JOB:
Transcribe only the part of the listing below that begins at the line containing "OCR this image." and runs to its final line, keeping both ends.

Data records:
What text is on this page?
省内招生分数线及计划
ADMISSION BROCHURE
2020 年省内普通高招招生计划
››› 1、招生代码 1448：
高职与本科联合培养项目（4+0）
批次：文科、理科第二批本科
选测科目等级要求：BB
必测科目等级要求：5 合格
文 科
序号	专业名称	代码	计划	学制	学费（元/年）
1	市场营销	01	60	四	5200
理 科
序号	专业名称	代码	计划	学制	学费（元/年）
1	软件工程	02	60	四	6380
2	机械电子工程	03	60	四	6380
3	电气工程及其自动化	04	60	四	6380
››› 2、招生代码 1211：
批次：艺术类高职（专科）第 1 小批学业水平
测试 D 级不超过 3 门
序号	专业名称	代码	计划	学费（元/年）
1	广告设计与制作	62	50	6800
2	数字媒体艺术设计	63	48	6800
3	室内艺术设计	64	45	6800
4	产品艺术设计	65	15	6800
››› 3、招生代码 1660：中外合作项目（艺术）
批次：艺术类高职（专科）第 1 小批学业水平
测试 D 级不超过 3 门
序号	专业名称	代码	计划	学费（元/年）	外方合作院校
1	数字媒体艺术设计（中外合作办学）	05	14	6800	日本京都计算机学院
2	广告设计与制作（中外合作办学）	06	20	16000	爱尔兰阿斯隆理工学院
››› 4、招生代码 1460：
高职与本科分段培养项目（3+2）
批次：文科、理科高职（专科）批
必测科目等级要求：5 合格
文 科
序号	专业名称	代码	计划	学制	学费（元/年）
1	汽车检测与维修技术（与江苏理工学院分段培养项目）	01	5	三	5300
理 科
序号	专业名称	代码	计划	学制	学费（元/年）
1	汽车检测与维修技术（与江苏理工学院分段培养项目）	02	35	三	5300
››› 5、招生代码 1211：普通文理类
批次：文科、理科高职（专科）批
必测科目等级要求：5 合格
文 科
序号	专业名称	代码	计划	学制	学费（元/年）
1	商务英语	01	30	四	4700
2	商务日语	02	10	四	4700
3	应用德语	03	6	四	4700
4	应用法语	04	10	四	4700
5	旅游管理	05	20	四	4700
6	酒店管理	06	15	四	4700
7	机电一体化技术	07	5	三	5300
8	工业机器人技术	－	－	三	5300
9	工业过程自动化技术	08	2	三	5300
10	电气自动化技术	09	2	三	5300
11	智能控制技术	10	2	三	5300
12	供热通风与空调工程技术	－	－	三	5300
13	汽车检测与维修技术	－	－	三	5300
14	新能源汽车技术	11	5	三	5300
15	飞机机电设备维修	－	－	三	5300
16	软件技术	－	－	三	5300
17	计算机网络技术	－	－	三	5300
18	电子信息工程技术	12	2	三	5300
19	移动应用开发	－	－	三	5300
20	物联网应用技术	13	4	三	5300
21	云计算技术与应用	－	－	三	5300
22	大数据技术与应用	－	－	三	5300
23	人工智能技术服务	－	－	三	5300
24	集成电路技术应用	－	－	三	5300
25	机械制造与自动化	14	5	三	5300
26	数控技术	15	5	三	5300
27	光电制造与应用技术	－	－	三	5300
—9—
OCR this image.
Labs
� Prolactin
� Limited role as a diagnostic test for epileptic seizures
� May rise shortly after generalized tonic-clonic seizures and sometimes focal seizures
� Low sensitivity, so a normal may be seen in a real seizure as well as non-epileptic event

SOLUTION TO THIS PROBLEM:
OCR this image.
Labs
� Prolactin
� Limited role as a diagnostic test for epileptic seizures
� May rise shortly after generalized tonic-clonic seizures and sometimes focal seizures
� Low sensitivity, so a normal may be seen in a real seizure as well as non-epileptic event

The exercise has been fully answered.